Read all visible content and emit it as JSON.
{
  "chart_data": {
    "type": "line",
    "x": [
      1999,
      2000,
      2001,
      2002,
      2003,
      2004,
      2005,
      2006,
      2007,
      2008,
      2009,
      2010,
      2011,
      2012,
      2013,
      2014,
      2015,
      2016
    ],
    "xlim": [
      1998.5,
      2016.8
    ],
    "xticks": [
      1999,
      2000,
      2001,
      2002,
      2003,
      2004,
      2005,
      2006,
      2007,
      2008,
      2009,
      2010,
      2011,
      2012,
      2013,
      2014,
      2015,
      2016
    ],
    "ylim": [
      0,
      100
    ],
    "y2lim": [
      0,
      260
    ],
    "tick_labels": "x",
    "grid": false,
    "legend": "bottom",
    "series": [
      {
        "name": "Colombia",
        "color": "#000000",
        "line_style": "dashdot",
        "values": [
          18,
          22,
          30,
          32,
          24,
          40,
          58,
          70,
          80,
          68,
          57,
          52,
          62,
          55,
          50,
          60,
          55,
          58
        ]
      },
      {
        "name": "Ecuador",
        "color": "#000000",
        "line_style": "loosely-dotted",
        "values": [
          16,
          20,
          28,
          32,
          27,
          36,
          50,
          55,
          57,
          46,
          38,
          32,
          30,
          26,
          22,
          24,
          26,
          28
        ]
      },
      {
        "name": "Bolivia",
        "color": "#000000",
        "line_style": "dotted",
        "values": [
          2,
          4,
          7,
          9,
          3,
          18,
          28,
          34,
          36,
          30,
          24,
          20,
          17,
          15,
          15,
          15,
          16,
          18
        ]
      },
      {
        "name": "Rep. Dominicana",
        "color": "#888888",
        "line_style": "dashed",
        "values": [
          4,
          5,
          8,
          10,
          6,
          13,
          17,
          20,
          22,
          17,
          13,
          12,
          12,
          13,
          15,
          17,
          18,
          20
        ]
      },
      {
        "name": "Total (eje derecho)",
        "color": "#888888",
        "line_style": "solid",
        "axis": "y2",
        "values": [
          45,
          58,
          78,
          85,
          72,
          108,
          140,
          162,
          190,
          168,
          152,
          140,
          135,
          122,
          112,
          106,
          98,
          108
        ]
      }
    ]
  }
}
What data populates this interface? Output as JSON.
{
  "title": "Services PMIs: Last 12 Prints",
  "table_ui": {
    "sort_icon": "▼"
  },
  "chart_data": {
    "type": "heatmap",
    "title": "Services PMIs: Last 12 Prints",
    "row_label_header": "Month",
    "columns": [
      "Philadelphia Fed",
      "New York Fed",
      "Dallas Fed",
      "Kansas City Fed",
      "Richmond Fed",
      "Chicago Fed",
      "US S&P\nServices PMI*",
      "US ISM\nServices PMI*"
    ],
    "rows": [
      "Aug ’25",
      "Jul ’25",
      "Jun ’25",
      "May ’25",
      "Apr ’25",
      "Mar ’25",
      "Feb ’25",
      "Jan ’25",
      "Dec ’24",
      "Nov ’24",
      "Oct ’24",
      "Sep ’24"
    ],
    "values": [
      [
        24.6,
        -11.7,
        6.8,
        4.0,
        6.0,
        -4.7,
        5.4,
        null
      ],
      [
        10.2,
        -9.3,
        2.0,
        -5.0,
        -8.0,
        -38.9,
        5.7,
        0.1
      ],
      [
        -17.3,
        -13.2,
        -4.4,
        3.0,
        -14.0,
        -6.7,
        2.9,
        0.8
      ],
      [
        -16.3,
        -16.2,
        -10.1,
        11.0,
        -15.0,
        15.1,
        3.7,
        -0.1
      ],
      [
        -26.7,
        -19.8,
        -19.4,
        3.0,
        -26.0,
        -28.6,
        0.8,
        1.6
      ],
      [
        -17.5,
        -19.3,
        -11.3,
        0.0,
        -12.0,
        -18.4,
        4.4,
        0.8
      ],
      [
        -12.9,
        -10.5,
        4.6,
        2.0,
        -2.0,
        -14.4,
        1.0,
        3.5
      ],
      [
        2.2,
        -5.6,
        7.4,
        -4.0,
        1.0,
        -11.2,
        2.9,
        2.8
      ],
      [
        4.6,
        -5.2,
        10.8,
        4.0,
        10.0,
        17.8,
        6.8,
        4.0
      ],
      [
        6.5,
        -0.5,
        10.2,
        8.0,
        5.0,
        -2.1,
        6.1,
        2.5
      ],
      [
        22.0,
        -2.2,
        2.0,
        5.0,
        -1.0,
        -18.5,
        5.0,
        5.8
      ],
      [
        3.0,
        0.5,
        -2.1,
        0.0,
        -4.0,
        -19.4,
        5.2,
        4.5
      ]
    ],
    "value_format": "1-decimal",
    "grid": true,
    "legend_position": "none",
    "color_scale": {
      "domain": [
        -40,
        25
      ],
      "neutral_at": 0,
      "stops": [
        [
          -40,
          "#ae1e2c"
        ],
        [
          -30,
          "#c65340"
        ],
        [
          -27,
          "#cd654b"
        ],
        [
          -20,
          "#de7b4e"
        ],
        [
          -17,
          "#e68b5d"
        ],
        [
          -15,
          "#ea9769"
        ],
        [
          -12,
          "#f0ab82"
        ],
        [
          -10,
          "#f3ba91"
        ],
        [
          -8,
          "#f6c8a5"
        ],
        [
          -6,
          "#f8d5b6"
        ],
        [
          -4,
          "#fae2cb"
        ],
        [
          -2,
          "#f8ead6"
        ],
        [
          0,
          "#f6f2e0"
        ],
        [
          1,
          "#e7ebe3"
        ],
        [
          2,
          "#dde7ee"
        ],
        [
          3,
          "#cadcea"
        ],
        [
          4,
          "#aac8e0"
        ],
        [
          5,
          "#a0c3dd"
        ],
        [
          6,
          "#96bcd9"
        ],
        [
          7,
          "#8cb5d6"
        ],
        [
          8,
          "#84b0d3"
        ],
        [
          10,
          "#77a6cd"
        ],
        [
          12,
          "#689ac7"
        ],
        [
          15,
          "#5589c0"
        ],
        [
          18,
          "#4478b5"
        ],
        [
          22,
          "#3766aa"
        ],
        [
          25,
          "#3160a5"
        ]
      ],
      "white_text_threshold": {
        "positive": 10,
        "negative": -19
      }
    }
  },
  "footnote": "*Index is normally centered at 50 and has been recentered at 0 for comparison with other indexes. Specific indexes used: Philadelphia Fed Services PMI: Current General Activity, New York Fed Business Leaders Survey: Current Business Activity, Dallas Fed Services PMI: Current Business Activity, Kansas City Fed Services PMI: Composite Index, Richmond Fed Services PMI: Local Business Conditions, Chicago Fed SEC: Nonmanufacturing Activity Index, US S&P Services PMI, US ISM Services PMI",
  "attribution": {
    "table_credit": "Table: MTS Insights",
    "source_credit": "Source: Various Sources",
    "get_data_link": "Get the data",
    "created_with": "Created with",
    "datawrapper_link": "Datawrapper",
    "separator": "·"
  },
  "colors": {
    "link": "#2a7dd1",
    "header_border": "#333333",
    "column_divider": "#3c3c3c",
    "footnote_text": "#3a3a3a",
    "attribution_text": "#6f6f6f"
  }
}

**REQUIRED WORK:** Reproduce the entries above exactly.

**REPLY TO THE EXERCISE:**
Read all visible content and emit it as JSON.
{
  "chart_data": {
    "type": "line",
    "x": [
      1999,
      2000,
      2001,
      2002,
      2003,
      2004,
      2005,
      2006,
      2007,
      2008,
      2009,
      2010,
      2011,
      2012,
      2013,
      2014,
      2015,
      2016
    ],
    "xlim": [
      1998.5,
      2016.8
    ],
    "xticks": [
      1999,
      2000,
      2001,
      2002,
      2003,
      2004,
      2005,
      2006,
      2007,
      2008,
      2009,
      2010,
      2011,
      2012,
      2013,
      2014,
      2015,
      2016
    ],
    "ylim": [
      0,
      100
    ],
    "y2lim": [
      0,
      260
    ],
    "tick_labels": "x",
    "grid": false,
    "legend": "bottom",
    "series": [
      {
        "name": "Colombia",
        "color": "#000000",
        "line_style": "dashdot",
        "values": [
          18,
          22,
          30,
          32,
          24,
          40,
          58,
          70,
          80,
          68,
          57,
          52,
          62,
          55,
          50,
          60,
          55,
          58
        ]
      },
      {
        "name": "Ecuador",
        "color": "#000000",
        "line_style": "loosely-dotted",
        "values": [
          16,
          20,
          28,
          32,
          27,
          36,
          50,
          55,
          57,
          46,
          38,
          32,
          30,
          26,
          22,
          24,
          26,
          28
        ]
      },
      {
        "name": "Bolivia",
        "color": "#000000",
        "line_style": "dotted",
        "values": [
          2,
          4,
          7,
          9,
          3,
          18,
          28,
          34,
          36,
          30,
          24,
          20,
          17,
          15,
          15,
          15,
          16,
          18
        ]
      },
      {
        "name": "Rep. Dominicana",
        "color": "#888888",
        "line_style": "dashed",
        "values": [
          4,
          5,
          8,
          10,
          6,
          13,
          17,
          20,
          22,
          17,
          13,
          12,
          12,
          13,
          15,
          17,
          18,
          20
        ]
      },
      {
        "name": "Total (eje derecho)",
        "color": "#888888",
        "line_style": "solid",
        "axis": "y2",
        "values": [
          45,
          58,
          78,
          85,
          72,
          108,
          140,
          162,
          190,
          168,
          152,
          140,
          135,
          122,
          112,
          106,
          98,
          108
        ]
      }
    ]
  }
}
What data populates this interface? Output as JSON.
{
  "title": "Services PMIs: Last 12 Prints",
  "table_ui": {
    "sort_icon": "▼"
  },
  "chart_data": {
    "type": "heatmap",
    "title": "Services PMIs: Last 12 Prints",
    "row_label_header": "Month",
    "columns": [
      "Philadelphia Fed",
      "New York Fed",
      "Dallas Fed",
      "Kansas City Fed",
      "Richmond Fed",
      "Chicago Fed",
      "US S&P\nServices PMI*",
      "US ISM\nServices PMI*"
    ],
    "rows": [
      "Aug ’25",
      "Jul ’25",
      "Jun ’25",
      "May ’25",
      "Apr ’25",
      "Mar ’25",
      "Feb ’25",
      "Jan ’25",
      "Dec ’24",
      "Nov ’24",
      "Oct ’24",
      "Sep ’24"
    ],
    "values": [
      [
        24.6,
        -11.7,
        6.8,
        4.0,
        6.0,
        -4.7,
        5.4,
        null
      ],
      [
        10.2,
        -9.3,
        2.0,
        -5.0,
        -8.0,
        -38.9,
        5.7,
        0.1
      ],
      [
        -17.3,
        -13.2,
        -4.4,
        3.0,
        -14.0,
        -6.7,
        2.9,
        0.8
      ],
      [
        -16.3,
        -16.2,
        -10.1,
        11.0,
        -15.0,
        15.1,
        3.7,
        -0.1
      ],
      [
        -26.7,
        -19.8,
        -19.4,
        3.0,
        -26.0,
        -28.6,
        0.8,
        1.6
      ],
      [
        -17.5,
        -19.3,
        -11.3,
        0.0,
        -12.0,
        -18.4,
        4.4,
        0.8
      ],
      [
        -12.9,
        -10.5,
        4.6,
        2.0,
        -2.0,
        -14.4,
        1.0,
        3.5
      ],
      [
        2.2,
        -5.6,
        7.4,
        -4.0,
        1.0,
        -11.2,
        2.9,
        2.8
      ],
      [
        4.6,
        -5.2,
        10.8,
        4.0,
        10.0,
        17.8,
        6.8,
        4.0
      ],
      [
        6.5,
        -0.5,
        10.2,
        8.0,
        5.0,
        -2.1,
        6.1,
        2.5
      ],
      [
        22.0,
        -2.2,
        2.0,
        5.0,
        -1.0,
        -18.5,
        5.0,
        5.8
      ],
      [
        3.0,
        0.5,
        -2.1,
        0.0,
        -4.0,
        -19.4,
        5.2,
        4.5
      ]
    ],
    "value_format": "1-decimal",
    "grid": true,
    "legend_position": "none",
    "color_scale": {
      "domain": [
        -40,
        25
      ],
      "neutral_at": 0,
      "stops": [
        [
          -40,
          "#ae1e2c"
        ],
        [
          -30,
          "#c65340"
        ],
        [
          -27,
          "#cd654b"
        ],
        [
          -20,
          "#de7b4e"
        ],
        [
          -17,
          "#e68b5d"
        ],
        [
          -15,
          "#ea9769"
        ],
        [
          -12,
          "#f0ab82"
        ],
        [
          -10,
          "#f3ba91"
        ],
        [
          -8,
          "#f6c8a5"
        ],
        [
          -6,
          "#f8d5b6"
        ],
        [
          -4,
          "#fae2cb"
        ],
        [
          -2,
          "#f8ead6"
        ],
        [
          0,
          "#f6f2e0"
        ],
        [
          1,
          "#e7ebe3"
        ],
        [
          2,
          "#dde7ee"
        ],
        [
          3,
          "#cadcea"
        ],
        [
          4,
          "#aac8e0"
        ],
        [
          5,
          "#a0c3dd"
        ],
        [
          6,
          "#96bcd9"
        ],
        [
          7,
          "#8cb5d6"
        ],
        [
          8,
          "#84b0d3"
        ],
        [
          10,
          "#77a6cd"
        ],
        [
          12,
          "#689ac7"
        ],
        [
          15,
          "#5589c0"
        ],
        [
          18,
          "#4478b5"
        ],
        [
          22,
          "#3766aa"
        ],
        [
          25,
          "#3160a5"
        ]
      ],
      "white_text_threshold": {
        "positive": 10,
        "negative": -19
      }
    }
  },
  "footnote": "*Index is normally centered at 50 and has been recentered at 0 for comparison with other indexes. Specific indexes used: Philadelphia Fed Services PMI: Current General Activity, New York Fed Business Leaders Survey: Current Business Activity, Dallas Fed Services PMI: Current Business Activity, Kansas City Fed Services PMI: Composite Index, Richmond Fed Services PMI: Local Business Conditions, Chicago Fed SEC: Nonmanufacturing Activity Index, US S&P Services PMI, US ISM Services PMI",
  "attribution": {
    "table_credit": "Table: MTS Insights",
    "source_credit": "Source: Various Sources",
    "get_data_link": "Get the data",
    "created_with": "Created with",
    "datawrapper_link": "Datawrapper",
    "separator": "·"
  },
  "colors": {
    "link": "#2a7dd1",
    "header_border": "#333333",
    "column_divider": "#3c3c3c",
    "footnote_text": "#3a3a3a",
    "attribution_text": "#6f6f6f"
  }
}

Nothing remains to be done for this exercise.